- EXERCISE GOAL
Can you reproduce the data beneath, keeping every line exact?

- RECORDS PROVIDED
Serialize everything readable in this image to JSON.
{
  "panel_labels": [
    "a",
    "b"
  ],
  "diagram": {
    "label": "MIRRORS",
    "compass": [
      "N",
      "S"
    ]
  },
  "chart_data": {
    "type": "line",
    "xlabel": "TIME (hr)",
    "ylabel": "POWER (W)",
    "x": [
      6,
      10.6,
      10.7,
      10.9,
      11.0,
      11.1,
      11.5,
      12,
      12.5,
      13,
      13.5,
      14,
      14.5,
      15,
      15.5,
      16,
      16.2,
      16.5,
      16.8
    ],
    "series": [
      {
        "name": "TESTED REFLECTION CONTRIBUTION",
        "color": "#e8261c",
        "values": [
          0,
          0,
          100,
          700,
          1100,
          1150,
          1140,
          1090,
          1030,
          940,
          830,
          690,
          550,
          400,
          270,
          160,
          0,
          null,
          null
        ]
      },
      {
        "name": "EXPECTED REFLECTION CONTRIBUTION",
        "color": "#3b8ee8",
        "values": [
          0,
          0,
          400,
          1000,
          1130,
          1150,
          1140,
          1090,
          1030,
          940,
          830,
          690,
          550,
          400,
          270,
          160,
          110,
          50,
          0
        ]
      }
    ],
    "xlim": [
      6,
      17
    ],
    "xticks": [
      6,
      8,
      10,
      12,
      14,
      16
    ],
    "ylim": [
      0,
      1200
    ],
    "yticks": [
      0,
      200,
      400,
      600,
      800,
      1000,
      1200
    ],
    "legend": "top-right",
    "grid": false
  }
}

- FULL SOLUTION
Serialize everything readable in this image to JSON.
{
  "panel_labels": [
    "a",
    "b"
  ],
  "diagram": {
    "label": "MIRRORS",
    "compass": [
      "N",
      "S"
    ]
  },
  "chart_data": {
    "type": "line",
    "xlabel": "TIME (hr)",
    "ylabel": "POWER (W)",
    "x": [
      6,
      10.6,
      10.7,
      10.9,
      11.0,
      11.1,
      11.5,
      12,
      12.5,
      13,
      13.5,
      14,
      14.5,
      15,
      15.5,
      16,
      16.2,
      16.5,
      16.8
    ],
    "series": [
      {
        "name": "TESTED REFLECTION CONTRIBUTION",
        "color": "#e8261c",
        "values": [
          0,
          0,
          100,
          700,
          1100,
          1150,
          1140,
          1090,
          1030,
          940,
          830,
          690,
          550,
          400,
          270,
          160,
          0,
          null,
          null
        ]
      },
      {
        "name": "EXPECTED REFLECTION CONTRIBUTION",
        "color": "#3b8ee8",
        "values": [
          0,
          0,
          400,
          1000,
          1130,
          1150,
          1140,
          1090,
          1030,
          940,
          830,
          690,
          550,
          400,
          270,
          160,
          110,
          50,
          0
        ]
      }
    ],
    "xlim": [
      6,
      17
    ],
    "xticks": [
      6,
      8,
      10,
      12,
      14,
      16
    ],
    "ylim": [
      0,
      1200
    ],
    "yticks": [
      0,
      200,
      400,
      600,
      800,
      1000,
      1200
    ],
    "legend": "top-right",
    "grid": false
  }
}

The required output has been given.